• [Directions]:
Transcribe the entries below exactly; leave every image out.

--- START Given data ---

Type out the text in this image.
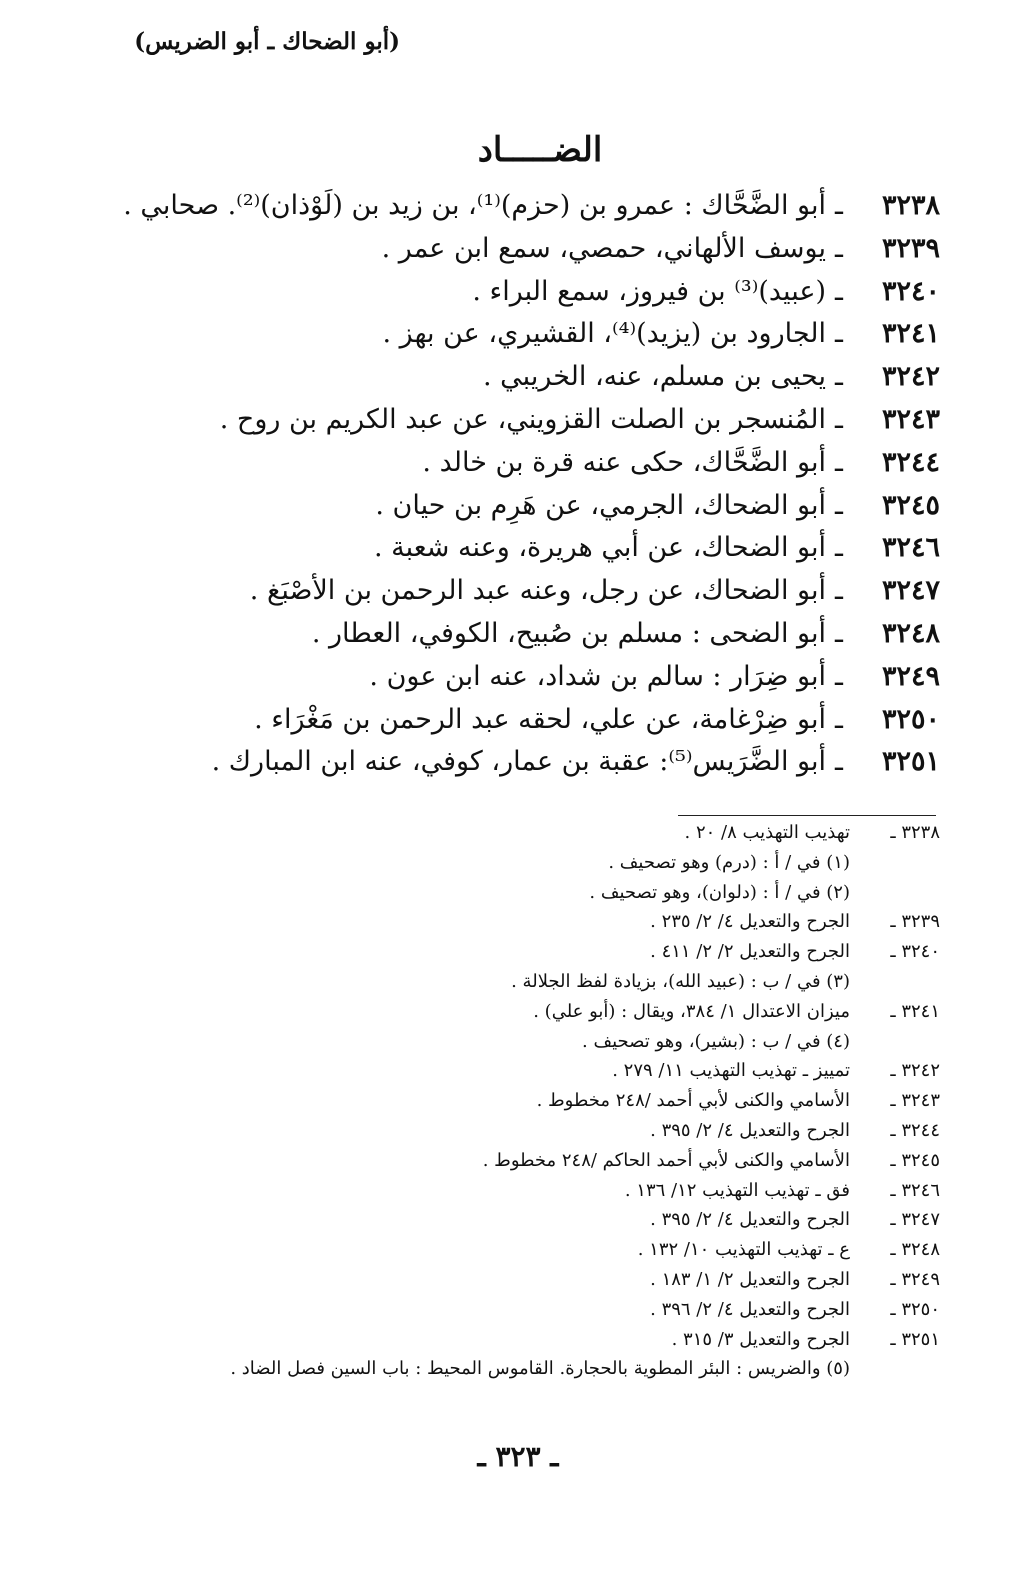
(أبو الضحاك ـ أبو الضريس)
الضـــــاد
٣٢٣٨
ـ
أبو الضَّحَّاك : عمرو بن (حزم)⁽¹⁾، بن زيد بن (لَوْذان)⁽²⁾. صحابي .
٣٢٣٩
ـ
يوسف الألهاني، حمصي، سمع ابن عمر .
٣٢٤٠
ـ
(عبيد)⁽³⁾ بن فيروز، سمع البراء .
٣٢٤١
ـ
الجارود بن (يزيد)⁽⁴⁾، القشيري، عن بهز .
٣٢٤٢
ـ
يحيى بن مسلم، عنه، الخريبي .
٣٢٤٣
ـ
المُنسجر بن الصلت القزويني، عن عبد الكريم بن روح .
٣٢٤٤
ـ
أبو الضَّحَّاك، حكى عنه قرة بن خالد .
٣٢٤٥
ـ
أبو الضحاك، الجرمي، عن هَرِم بن حيان .
٣٢٤٦
ـ
أبو الضحاك، عن أبي هريرة، وعنه شعبة .
٣٢٤٧
ـ
أبو الضحاك، عن رجل، وعنه عبد الرحمن بن الأصْبَغ .
٣٢٤٨
ـ
أبو الضحى : مسلم بن صُبيح، الكوفي، العطار .
٣٢٤٩
ـ
أبو ضِرَار : سالم بن شداد، عنه ابن عون .
٣٢٥٠
ـ
أبو ضِرْغامة، عن علي، لحقه عبد الرحمن بن مَغْرَاء .
٣٢٥١
ـ
أبو الضَّرَيس⁽⁵⁾: عقبة بن عمار، كوفي، عنه ابن المبارك .
٣٢٣٨ ـ
تهذيب التهذيب ٨/ ٢٠ .
(١) في / أ : (درم) وهو تصحيف .
(٢) في / أ : (دلوان)، وهو تصحيف .
٣٢٣٩ ـ
الجرح والتعديل ٤/ ٢/ ٢٣٥ .
٣٢٤٠ ـ
الجرح والتعديل ٢/ ٢/ ٤١١ .
(٣) في / ب : (عبيد الله)، بزيادة لفظ الجلالة .
٣٢٤١ ـ
ميزان الاعتدال ١/ ٣٨٤، ويقال : (أبو علي) .
(٤) في / ب : (بشير)، وهو تصحيف .
٣٢٤٢ ـ
تمييز ـ تهذيب التهذيب ١١/ ٢٧٩ .
٣٢٤٣ ـ
الأسامي والكنى لأبي أحمد /٢٤٨ مخطوط .
٣٢٤٤ ـ
الجرح والتعديل ٤/ ٢/ ٣٩٥ .
٣٢٤٥ ـ
الأسامي والكنى لأبي أحمد الحاكم /٢٤٨ مخطوط .
٣٢٤٦ ـ
فق ـ تهذيب التهذيب ١٢/ ١٣٦ .
٣٢٤٧ ـ
الجرح والتعديل ٤/ ٢/ ٣٩٥ .
٣٢٤٨ ـ
ع ـ تهذيب التهذيب ١٠/ ١٣٢ .
٣٢٤٩ ـ
الجرح والتعديل ٢/ ١/ ١٨٣ .
٣٢٥٠ ـ
الجرح والتعديل ٤/ ٢/ ٣٩٦ .
٣٢٥١ ـ
الجرح والتعديل ٣/ ٣١٥ .
(٥) والضريس : البئر المطوية بالحجارة. القاموس المحيط : باب السين فصل الضاد .
ـ ٣٢٣ ـ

--- END Given data ---

• [The answer]:
Type out the text in this image.
(أبو الضحاك ـ أبو الضريس)
الضـــــاد
٣٢٣٨
ـ
أبو الضَّحَّاك : عمرو بن (حزم)⁽¹⁾، بن زيد بن (لَوْذان)⁽²⁾. صحابي .
٣٢٣٩
ـ
يوسف الألهاني، حمصي، سمع ابن عمر .
٣٢٤٠
ـ
(عبيد)⁽³⁾ بن فيروز، سمع البراء .
٣٢٤١
ـ
الجارود بن (يزيد)⁽⁴⁾، القشيري، عن بهز .
٣٢٤٢
ـ
يحيى بن مسلم، عنه، الخريبي .
٣٢٤٣
ـ
المُنسجر بن الصلت القزويني، عن عبد الكريم بن روح .
٣٢٤٤
ـ
أبو الضَّحَّاك، حكى عنه قرة بن خالد .
٣٢٤٥
ـ
أبو الضحاك، الجرمي، عن هَرِم بن حيان .
٣٢٤٦
ـ
أبو الضحاك، عن أبي هريرة، وعنه شعبة .
٣٢٤٧
ـ
أبو الضحاك، عن رجل، وعنه عبد الرحمن بن الأصْبَغ .
٣٢٤٨
ـ
أبو الضحى : مسلم بن صُبيح، الكوفي، العطار .
٣٢٤٩
ـ
أبو ضِرَار : سالم بن شداد، عنه ابن عون .
٣٢٥٠
ـ
أبو ضِرْغامة، عن علي، لحقه عبد الرحمن بن مَغْرَاء .
٣٢٥١
ـ
أبو الضَّرَيس⁽⁵⁾: عقبة بن عمار، كوفي، عنه ابن المبارك .
٣٢٣٨ ـ
تهذيب التهذيب ٨/ ٢٠ .
(١) في / أ : (درم) وهو تصحيف .
(٢) في / أ : (دلوان)، وهو تصحيف .
٣٢٣٩ ـ
الجرح والتعديل ٤/ ٢/ ٢٣٥ .
٣٢٤٠ ـ
الجرح والتعديل ٢/ ٢/ ٤١١ .
(٣) في / ب : (عبيد الله)، بزيادة لفظ الجلالة .
٣٢٤١ ـ
ميزان الاعتدال ١/ ٣٨٤، ويقال : (أبو علي) .
(٤) في / ب : (بشير)، وهو تصحيف .
٣٢٤٢ ـ
تمييز ـ تهذيب التهذيب ١١/ ٢٧٩ .
٣٢٤٣ ـ
الأسامي والكنى لأبي أحمد /٢٤٨ مخطوط .
٣٢٤٤ ـ
الجرح والتعديل ٤/ ٢/ ٣٩٥ .
٣٢٤٥ ـ
الأسامي والكنى لأبي أحمد الحاكم /٢٤٨ مخطوط .
٣٢٤٦ ـ
فق ـ تهذيب التهذيب ١٢/ ١٣٦ .
٣٢٤٧ ـ
الجرح والتعديل ٤/ ٢/ ٣٩٥ .
٣٢٤٨ ـ
ع ـ تهذيب التهذيب ١٠/ ١٣٢ .
٣٢٤٩ ـ
الجرح والتعديل ٢/ ١/ ١٨٣ .
٣٢٥٠ ـ
الجرح والتعديل ٤/ ٢/ ٣٩٦ .
٣٢٥١ ـ
الجرح والتعديل ٣/ ٣١٥ .
(٥) والضريس : البئر المطوية بالحجارة. القاموس المحيط : باب السين فصل الضاد .
ـ ٣٢٣ ـ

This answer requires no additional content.